-------- Supplied material --------

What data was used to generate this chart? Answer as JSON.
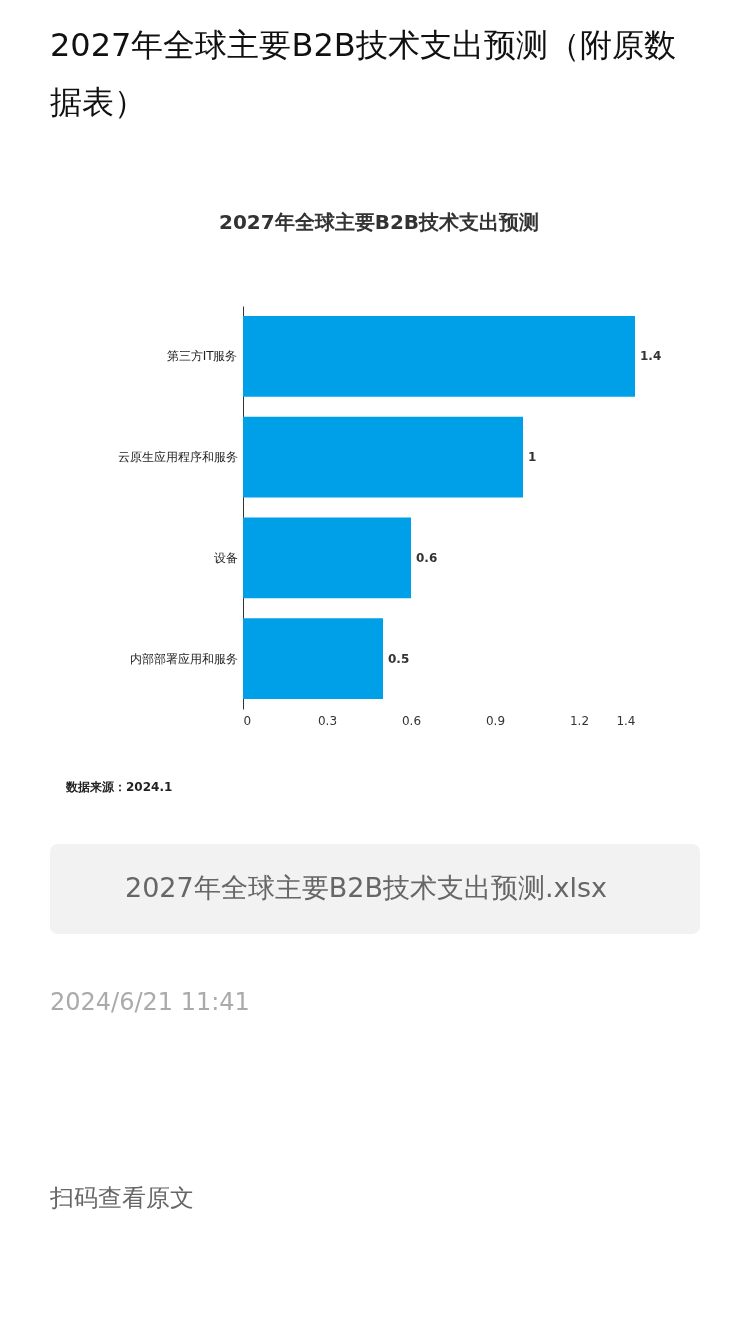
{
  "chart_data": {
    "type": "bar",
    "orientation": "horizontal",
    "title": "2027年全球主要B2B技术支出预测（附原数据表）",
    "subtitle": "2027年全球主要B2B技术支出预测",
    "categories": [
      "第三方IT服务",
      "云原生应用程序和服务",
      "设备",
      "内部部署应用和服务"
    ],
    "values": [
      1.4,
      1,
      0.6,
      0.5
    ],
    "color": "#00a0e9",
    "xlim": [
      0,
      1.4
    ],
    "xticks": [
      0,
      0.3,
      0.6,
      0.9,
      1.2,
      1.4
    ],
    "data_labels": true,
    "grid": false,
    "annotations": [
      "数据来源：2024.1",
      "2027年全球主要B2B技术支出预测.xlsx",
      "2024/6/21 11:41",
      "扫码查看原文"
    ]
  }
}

--------
-------- Supplied material --------

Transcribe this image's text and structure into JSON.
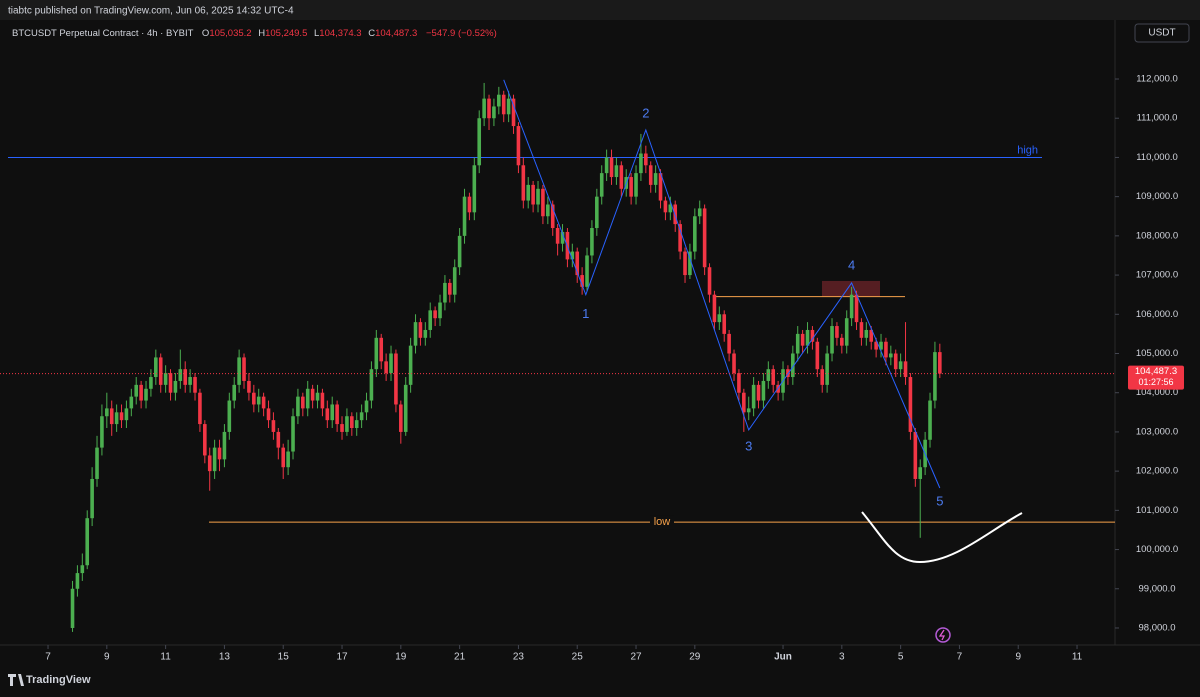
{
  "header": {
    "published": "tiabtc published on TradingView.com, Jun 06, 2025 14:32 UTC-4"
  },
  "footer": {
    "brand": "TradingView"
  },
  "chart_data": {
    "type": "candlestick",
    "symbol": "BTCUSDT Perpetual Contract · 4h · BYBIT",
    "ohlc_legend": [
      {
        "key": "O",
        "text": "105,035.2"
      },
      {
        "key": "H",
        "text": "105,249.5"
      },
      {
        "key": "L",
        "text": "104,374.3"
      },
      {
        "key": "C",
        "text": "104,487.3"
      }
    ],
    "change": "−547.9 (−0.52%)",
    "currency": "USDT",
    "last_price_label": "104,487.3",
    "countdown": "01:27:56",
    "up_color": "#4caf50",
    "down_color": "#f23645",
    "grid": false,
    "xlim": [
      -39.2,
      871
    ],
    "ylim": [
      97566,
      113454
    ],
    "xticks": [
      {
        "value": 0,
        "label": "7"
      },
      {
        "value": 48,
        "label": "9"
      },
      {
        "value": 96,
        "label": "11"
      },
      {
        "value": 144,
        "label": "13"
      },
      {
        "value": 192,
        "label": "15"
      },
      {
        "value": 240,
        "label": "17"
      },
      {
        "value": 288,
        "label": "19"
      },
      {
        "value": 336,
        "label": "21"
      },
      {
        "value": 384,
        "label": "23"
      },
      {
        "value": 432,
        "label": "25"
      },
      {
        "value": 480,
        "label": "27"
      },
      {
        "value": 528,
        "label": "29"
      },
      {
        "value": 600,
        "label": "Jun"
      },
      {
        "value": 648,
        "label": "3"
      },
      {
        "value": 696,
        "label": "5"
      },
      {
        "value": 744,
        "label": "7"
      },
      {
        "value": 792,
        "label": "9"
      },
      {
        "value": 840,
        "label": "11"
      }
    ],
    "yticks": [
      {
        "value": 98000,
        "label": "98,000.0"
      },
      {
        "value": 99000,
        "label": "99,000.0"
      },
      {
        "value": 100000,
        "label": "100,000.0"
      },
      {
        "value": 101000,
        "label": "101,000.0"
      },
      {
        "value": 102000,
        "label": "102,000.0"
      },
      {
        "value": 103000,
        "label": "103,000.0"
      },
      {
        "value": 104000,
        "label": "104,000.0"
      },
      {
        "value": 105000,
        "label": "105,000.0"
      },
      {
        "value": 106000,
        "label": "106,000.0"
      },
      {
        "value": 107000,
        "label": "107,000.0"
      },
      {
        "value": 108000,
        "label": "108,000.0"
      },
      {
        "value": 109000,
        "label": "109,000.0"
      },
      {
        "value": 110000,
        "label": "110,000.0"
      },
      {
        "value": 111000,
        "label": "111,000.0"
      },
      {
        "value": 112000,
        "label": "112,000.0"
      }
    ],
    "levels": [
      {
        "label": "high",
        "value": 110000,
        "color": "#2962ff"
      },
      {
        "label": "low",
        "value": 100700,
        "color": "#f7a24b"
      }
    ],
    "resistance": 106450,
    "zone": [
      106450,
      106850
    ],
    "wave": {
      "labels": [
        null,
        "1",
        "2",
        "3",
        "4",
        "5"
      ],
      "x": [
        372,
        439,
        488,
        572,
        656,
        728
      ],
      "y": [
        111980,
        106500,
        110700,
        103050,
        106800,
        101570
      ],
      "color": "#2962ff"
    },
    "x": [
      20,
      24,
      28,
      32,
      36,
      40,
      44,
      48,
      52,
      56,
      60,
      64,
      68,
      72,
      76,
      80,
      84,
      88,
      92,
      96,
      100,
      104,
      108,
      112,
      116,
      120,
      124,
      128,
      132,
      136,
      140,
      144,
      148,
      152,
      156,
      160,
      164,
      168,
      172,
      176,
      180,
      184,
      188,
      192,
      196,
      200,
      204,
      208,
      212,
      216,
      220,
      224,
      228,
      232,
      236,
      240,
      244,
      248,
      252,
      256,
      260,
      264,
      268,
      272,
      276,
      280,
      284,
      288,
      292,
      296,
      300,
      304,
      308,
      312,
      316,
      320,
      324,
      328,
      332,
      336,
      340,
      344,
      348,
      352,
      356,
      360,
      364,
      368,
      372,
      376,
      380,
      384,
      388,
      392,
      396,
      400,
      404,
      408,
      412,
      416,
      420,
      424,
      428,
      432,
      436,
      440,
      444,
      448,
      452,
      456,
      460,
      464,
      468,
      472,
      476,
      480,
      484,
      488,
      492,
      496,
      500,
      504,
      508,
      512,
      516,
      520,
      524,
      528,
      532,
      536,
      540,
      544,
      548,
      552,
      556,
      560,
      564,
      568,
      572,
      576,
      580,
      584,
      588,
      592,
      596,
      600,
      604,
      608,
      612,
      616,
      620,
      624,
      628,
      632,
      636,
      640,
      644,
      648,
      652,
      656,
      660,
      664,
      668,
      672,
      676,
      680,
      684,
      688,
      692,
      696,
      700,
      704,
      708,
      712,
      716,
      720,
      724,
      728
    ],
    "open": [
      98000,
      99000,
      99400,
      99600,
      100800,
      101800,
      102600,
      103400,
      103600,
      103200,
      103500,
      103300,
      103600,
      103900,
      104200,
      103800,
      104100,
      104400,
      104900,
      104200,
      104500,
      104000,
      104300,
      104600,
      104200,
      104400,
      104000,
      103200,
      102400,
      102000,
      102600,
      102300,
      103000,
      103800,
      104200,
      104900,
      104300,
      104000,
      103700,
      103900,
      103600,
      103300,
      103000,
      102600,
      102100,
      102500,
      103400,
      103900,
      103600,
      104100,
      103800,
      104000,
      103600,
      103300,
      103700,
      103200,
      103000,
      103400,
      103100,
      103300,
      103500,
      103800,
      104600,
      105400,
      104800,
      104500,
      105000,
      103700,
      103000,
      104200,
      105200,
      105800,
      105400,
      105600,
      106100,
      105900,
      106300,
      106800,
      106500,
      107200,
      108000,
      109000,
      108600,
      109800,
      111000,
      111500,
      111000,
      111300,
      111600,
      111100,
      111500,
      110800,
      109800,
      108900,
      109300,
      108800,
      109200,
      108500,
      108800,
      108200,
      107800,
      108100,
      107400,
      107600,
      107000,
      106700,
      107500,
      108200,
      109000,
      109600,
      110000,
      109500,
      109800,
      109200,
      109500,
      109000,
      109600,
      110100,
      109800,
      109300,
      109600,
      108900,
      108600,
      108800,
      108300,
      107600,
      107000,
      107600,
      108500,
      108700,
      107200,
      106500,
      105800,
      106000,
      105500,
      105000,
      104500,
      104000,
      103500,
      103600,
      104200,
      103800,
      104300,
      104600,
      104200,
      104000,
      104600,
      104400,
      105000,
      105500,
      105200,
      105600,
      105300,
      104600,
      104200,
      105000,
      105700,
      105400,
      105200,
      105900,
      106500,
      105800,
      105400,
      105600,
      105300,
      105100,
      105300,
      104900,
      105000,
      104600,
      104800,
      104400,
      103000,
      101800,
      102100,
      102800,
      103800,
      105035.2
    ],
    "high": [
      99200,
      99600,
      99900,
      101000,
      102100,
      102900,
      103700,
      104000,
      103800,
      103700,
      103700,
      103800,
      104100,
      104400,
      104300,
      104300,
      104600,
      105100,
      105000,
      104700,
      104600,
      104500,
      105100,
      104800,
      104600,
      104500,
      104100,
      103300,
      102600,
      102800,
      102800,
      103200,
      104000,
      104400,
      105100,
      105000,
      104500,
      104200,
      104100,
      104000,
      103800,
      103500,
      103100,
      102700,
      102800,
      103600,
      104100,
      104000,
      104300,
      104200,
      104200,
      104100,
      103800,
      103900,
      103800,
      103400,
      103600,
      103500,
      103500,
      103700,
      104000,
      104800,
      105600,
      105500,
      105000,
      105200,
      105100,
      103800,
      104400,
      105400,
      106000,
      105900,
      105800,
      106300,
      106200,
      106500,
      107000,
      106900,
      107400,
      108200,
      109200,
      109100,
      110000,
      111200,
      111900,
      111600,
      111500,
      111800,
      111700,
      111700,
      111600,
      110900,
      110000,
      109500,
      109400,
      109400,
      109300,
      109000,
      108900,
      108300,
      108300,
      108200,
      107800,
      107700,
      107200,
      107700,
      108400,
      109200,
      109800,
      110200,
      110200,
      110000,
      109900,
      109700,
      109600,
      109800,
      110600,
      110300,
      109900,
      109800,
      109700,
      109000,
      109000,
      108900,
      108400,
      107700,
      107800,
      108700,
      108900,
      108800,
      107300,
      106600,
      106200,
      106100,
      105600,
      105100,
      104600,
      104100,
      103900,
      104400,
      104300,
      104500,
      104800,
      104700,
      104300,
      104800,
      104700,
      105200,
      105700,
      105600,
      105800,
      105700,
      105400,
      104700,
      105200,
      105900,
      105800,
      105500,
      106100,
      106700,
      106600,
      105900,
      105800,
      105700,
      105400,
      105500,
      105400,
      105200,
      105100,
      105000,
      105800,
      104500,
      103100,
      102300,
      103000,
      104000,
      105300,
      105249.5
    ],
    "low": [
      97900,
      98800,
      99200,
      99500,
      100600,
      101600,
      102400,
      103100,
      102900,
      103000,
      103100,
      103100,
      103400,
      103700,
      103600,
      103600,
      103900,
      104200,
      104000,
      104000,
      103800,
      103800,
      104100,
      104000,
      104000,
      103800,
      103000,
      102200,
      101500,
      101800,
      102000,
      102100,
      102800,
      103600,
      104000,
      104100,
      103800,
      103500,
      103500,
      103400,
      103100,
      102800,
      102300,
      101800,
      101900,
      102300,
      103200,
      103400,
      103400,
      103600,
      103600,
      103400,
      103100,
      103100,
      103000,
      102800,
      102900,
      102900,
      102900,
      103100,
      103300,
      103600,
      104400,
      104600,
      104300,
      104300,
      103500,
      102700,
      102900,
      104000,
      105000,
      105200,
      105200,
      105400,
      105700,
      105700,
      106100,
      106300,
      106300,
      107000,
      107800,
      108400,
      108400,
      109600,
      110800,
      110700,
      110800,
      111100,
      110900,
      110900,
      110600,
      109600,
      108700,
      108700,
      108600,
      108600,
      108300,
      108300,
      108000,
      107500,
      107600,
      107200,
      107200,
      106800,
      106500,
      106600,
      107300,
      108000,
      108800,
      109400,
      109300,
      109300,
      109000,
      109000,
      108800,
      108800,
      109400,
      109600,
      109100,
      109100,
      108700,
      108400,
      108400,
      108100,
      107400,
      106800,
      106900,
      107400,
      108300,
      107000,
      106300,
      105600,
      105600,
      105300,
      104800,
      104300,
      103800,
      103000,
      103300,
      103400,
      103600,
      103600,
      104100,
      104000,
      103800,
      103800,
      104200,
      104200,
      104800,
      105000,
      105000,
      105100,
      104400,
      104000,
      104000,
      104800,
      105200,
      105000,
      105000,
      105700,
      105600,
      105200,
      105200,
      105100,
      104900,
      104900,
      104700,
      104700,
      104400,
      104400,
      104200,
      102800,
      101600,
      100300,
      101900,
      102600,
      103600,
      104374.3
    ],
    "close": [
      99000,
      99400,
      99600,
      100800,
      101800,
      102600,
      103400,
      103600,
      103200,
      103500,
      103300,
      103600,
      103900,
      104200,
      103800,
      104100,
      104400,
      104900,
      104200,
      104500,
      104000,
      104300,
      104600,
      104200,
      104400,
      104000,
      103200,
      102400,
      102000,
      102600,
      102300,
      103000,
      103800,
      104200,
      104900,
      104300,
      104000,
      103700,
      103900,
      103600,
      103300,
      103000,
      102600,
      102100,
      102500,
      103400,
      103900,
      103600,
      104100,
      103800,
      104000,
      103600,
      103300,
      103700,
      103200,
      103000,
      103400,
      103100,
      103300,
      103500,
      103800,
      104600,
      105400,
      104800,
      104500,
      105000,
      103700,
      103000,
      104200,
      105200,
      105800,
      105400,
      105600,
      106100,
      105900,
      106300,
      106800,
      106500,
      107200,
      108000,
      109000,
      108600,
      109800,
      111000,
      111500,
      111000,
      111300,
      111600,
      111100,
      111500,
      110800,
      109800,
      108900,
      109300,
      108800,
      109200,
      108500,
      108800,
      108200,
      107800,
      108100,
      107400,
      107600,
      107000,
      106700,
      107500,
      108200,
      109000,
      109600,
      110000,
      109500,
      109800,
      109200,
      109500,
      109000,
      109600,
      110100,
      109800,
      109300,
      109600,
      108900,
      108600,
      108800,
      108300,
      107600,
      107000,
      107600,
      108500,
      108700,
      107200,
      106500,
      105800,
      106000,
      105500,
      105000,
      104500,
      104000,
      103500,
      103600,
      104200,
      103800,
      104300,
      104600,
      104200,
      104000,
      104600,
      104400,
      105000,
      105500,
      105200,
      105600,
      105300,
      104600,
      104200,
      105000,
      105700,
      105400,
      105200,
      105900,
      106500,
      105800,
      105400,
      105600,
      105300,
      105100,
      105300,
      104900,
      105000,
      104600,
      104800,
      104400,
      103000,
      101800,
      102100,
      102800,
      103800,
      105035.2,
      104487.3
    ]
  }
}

--------

**Work to be completed:**
What is the number of lines in the listing that include the word "JSON"? Give that number and nothing else.

**Result below:**
2